▸ **Work to be completed**
Restate every line of the material, word for word.

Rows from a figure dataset
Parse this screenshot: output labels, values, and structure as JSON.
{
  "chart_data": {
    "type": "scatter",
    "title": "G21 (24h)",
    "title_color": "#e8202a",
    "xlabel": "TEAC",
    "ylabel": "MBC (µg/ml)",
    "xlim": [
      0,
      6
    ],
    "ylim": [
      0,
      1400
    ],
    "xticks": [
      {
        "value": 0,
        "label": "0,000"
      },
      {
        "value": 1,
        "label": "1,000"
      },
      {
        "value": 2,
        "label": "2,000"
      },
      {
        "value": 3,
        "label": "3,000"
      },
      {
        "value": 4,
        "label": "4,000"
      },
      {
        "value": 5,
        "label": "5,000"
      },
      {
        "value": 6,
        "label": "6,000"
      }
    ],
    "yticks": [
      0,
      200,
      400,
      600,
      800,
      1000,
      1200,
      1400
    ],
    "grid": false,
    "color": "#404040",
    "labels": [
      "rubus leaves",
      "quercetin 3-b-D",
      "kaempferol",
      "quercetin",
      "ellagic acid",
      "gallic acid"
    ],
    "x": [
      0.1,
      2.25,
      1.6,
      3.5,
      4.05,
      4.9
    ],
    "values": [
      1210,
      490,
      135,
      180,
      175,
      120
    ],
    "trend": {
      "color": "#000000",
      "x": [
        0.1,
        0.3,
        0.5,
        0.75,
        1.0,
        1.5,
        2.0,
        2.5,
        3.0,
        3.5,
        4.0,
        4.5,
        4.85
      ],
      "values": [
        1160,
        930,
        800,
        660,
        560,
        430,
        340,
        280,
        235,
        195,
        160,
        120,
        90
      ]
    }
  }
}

▸ **Answer to the task**
Parse this screenshot: output labels, values, and structure as JSON.
{
  "chart_data": {
    "type": "scatter",
    "title": "G21 (24h)",
    "title_color": "#e8202a",
    "xlabel": "TEAC",
    "ylabel": "MBC (µg/ml)",
    "xlim": [
      0,
      6
    ],
    "ylim": [
      0,
      1400
    ],
    "xticks": [
      {
        "value": 0,
        "label": "0,000"
      },
      {
        "value": 1,
        "label": "1,000"
      },
      {
        "value": 2,
        "label": "2,000"
      },
      {
        "value": 3,
        "label": "3,000"
      },
      {
        "value": 4,
        "label": "4,000"
      },
      {
        "value": 5,
        "label": "5,000"
      },
      {
        "value": 6,
        "label": "6,000"
      }
    ],
    "yticks": [
      0,
      200,
      400,
      600,
      800,
      1000,
      1200,
      1400
    ],
    "grid": false,
    "color": "#404040",
    "labels": [
      "rubus leaves",
      "quercetin 3-b-D",
      "kaempferol",
      "quercetin",
      "ellagic acid",
      "gallic acid"
    ],
    "x": [
      0.1,
      2.25,
      1.6,
      3.5,
      4.05,
      4.9
    ],
    "values": [
      1210,
      490,
      135,
      180,
      175,
      120
    ],
    "trend": {
      "color": "#000000",
      "x": [
        0.1,
        0.3,
        0.5,
        0.75,
        1.0,
        1.5,
        2.0,
        2.5,
        3.0,
        3.5,
        4.0,
        4.5,
        4.85
      ],
      "values": [
        1160,
        930,
        800,
        660,
        560,
        430,
        340,
        280,
        235,
        195,
        160,
        120,
        90
      ]
    }
  }
}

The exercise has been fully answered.